• What the task requires:
Restate the records in their entirety, word for word.

[Dataset entries on figures]
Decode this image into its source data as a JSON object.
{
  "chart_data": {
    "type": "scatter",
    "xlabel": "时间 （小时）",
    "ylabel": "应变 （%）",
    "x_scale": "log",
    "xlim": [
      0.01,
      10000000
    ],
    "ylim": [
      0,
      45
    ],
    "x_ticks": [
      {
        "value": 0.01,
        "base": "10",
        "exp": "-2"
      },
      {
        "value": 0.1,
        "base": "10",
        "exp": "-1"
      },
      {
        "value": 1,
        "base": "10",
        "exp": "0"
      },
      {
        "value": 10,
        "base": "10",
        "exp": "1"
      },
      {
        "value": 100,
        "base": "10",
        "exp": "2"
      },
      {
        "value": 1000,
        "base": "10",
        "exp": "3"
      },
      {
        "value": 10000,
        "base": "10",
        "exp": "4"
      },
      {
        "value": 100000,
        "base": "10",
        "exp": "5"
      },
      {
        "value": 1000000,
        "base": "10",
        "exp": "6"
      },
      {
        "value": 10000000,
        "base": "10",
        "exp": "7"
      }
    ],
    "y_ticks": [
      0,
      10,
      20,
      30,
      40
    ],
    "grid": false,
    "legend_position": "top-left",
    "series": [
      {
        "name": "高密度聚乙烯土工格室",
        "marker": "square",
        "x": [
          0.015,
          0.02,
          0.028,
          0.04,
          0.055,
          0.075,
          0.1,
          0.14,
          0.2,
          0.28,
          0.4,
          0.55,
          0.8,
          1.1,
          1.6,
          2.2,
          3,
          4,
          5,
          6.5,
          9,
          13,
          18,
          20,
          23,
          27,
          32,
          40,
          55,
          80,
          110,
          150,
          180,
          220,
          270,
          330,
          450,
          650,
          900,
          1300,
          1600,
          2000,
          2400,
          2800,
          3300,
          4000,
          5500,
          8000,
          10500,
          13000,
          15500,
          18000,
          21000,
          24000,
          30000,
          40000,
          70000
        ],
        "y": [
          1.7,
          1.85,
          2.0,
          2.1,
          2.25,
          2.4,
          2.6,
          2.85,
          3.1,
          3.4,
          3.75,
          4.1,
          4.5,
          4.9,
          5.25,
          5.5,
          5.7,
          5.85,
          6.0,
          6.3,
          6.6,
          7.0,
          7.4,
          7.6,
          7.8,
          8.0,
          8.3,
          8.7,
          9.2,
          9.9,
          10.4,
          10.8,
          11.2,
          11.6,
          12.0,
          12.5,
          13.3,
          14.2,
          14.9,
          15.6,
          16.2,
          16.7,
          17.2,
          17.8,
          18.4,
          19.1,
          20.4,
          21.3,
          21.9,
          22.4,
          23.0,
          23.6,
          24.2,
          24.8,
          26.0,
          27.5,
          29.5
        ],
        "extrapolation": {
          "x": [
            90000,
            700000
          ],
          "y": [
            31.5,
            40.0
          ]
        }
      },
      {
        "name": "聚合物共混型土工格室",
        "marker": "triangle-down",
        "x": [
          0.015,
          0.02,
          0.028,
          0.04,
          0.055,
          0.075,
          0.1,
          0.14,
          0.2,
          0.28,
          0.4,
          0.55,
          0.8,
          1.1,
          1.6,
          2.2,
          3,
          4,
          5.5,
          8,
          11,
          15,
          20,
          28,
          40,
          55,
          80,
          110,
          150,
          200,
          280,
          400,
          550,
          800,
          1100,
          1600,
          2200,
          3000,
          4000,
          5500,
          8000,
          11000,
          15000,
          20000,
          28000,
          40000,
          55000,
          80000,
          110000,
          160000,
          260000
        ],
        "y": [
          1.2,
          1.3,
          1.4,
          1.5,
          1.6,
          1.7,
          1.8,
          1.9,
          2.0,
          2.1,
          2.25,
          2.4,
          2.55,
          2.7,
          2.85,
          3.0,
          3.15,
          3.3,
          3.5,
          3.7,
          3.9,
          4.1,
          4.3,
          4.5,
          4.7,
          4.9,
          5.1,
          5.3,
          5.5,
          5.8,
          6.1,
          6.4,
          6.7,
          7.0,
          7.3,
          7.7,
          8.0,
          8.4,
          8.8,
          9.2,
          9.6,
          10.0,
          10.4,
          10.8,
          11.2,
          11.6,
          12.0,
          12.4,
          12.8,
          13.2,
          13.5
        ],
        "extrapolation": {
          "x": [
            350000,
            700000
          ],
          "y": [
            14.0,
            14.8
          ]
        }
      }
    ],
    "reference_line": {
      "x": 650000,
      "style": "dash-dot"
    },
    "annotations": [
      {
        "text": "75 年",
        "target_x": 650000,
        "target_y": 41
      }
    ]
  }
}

• Task response:
Decode this image into its source data as a JSON object.
{
  "chart_data": {
    "type": "scatter",
    "xlabel": "时间 （小时）",
    "ylabel": "应变 （%）",
    "x_scale": "log",
    "xlim": [
      0.01,
      10000000
    ],
    "ylim": [
      0,
      45
    ],
    "x_ticks": [
      {
        "value": 0.01,
        "base": "10",
        "exp": "-2"
      },
      {
        "value": 0.1,
        "base": "10",
        "exp": "-1"
      },
      {
        "value": 1,
        "base": "10",
        "exp": "0"
      },
      {
        "value": 10,
        "base": "10",
        "exp": "1"
      },
      {
        "value": 100,
        "base": "10",
        "exp": "2"
      },
      {
        "value": 1000,
        "base": "10",
        "exp": "3"
      },
      {
        "value": 10000,
        "base": "10",
        "exp": "4"
      },
      {
        "value": 100000,
        "base": "10",
        "exp": "5"
      },
      {
        "value": 1000000,
        "base": "10",
        "exp": "6"
      },
      {
        "value": 10000000,
        "base": "10",
        "exp": "7"
      }
    ],
    "y_ticks": [
      0,
      10,
      20,
      30,
      40
    ],
    "grid": false,
    "legend_position": "top-left",
    "series": [
      {
        "name": "高密度聚乙烯土工格室",
        "marker": "square",
        "x": [
          0.015,
          0.02,
          0.028,
          0.04,
          0.055,
          0.075,
          0.1,
          0.14,
          0.2,
          0.28,
          0.4,
          0.55,
          0.8,
          1.1,
          1.6,
          2.2,
          3,
          4,
          5,
          6.5,
          9,
          13,
          18,
          20,
          23,
          27,
          32,
          40,
          55,
          80,
          110,
          150,
          180,
          220,
          270,
          330,
          450,
          650,
          900,
          1300,
          1600,
          2000,
          2400,
          2800,
          3300,
          4000,
          5500,
          8000,
          10500,
          13000,
          15500,
          18000,
          21000,
          24000,
          30000,
          40000,
          70000
        ],
        "y": [
          1.7,
          1.85,
          2.0,
          2.1,
          2.25,
          2.4,
          2.6,
          2.85,
          3.1,
          3.4,
          3.75,
          4.1,
          4.5,
          4.9,
          5.25,
          5.5,
          5.7,
          5.85,
          6.0,
          6.3,
          6.6,
          7.0,
          7.4,
          7.6,
          7.8,
          8.0,
          8.3,
          8.7,
          9.2,
          9.9,
          10.4,
          10.8,
          11.2,
          11.6,
          12.0,
          12.5,
          13.3,
          14.2,
          14.9,
          15.6,
          16.2,
          16.7,
          17.2,
          17.8,
          18.4,
          19.1,
          20.4,
          21.3,
          21.9,
          22.4,
          23.0,
          23.6,
          24.2,
          24.8,
          26.0,
          27.5,
          29.5
        ],
        "extrapolation": {
          "x": [
            90000,
            700000
          ],
          "y": [
            31.5,
            40.0
          ]
        }
      },
      {
        "name": "聚合物共混型土工格室",
        "marker": "triangle-down",
        "x": [
          0.015,
          0.02,
          0.028,
          0.04,
          0.055,
          0.075,
          0.1,
          0.14,
          0.2,
          0.28,
          0.4,
          0.55,
          0.8,
          1.1,
          1.6,
          2.2,
          3,
          4,
          5.5,
          8,
          11,
          15,
          20,
          28,
          40,
          55,
          80,
          110,
          150,
          200,
          280,
          400,
          550,
          800,
          1100,
          1600,
          2200,
          3000,
          4000,
          5500,
          8000,
          11000,
          15000,
          20000,
          28000,
          40000,
          55000,
          80000,
          110000,
          160000,
          260000
        ],
        "y": [
          1.2,
          1.3,
          1.4,
          1.5,
          1.6,
          1.7,
          1.8,
          1.9,
          2.0,
          2.1,
          2.25,
          2.4,
          2.55,
          2.7,
          2.85,
          3.0,
          3.15,
          3.3,
          3.5,
          3.7,
          3.9,
          4.1,
          4.3,
          4.5,
          4.7,
          4.9,
          5.1,
          5.3,
          5.5,
          5.8,
          6.1,
          6.4,
          6.7,
          7.0,
          7.3,
          7.7,
          8.0,
          8.4,
          8.8,
          9.2,
          9.6,
          10.0,
          10.4,
          10.8,
          11.2,
          11.6,
          12.0,
          12.4,
          12.8,
          13.2,
          13.5
        ],
        "extrapolation": {
          "x": [
            350000,
            700000
          ],
          "y": [
            14.0,
            14.8
          ]
        }
      }
    ],
    "reference_line": {
      "x": 650000,
      "style": "dash-dot"
    },
    "annotations": [
      {
        "text": "75 年",
        "target_x": 650000,
        "target_y": 41
      }
    ]
  }
}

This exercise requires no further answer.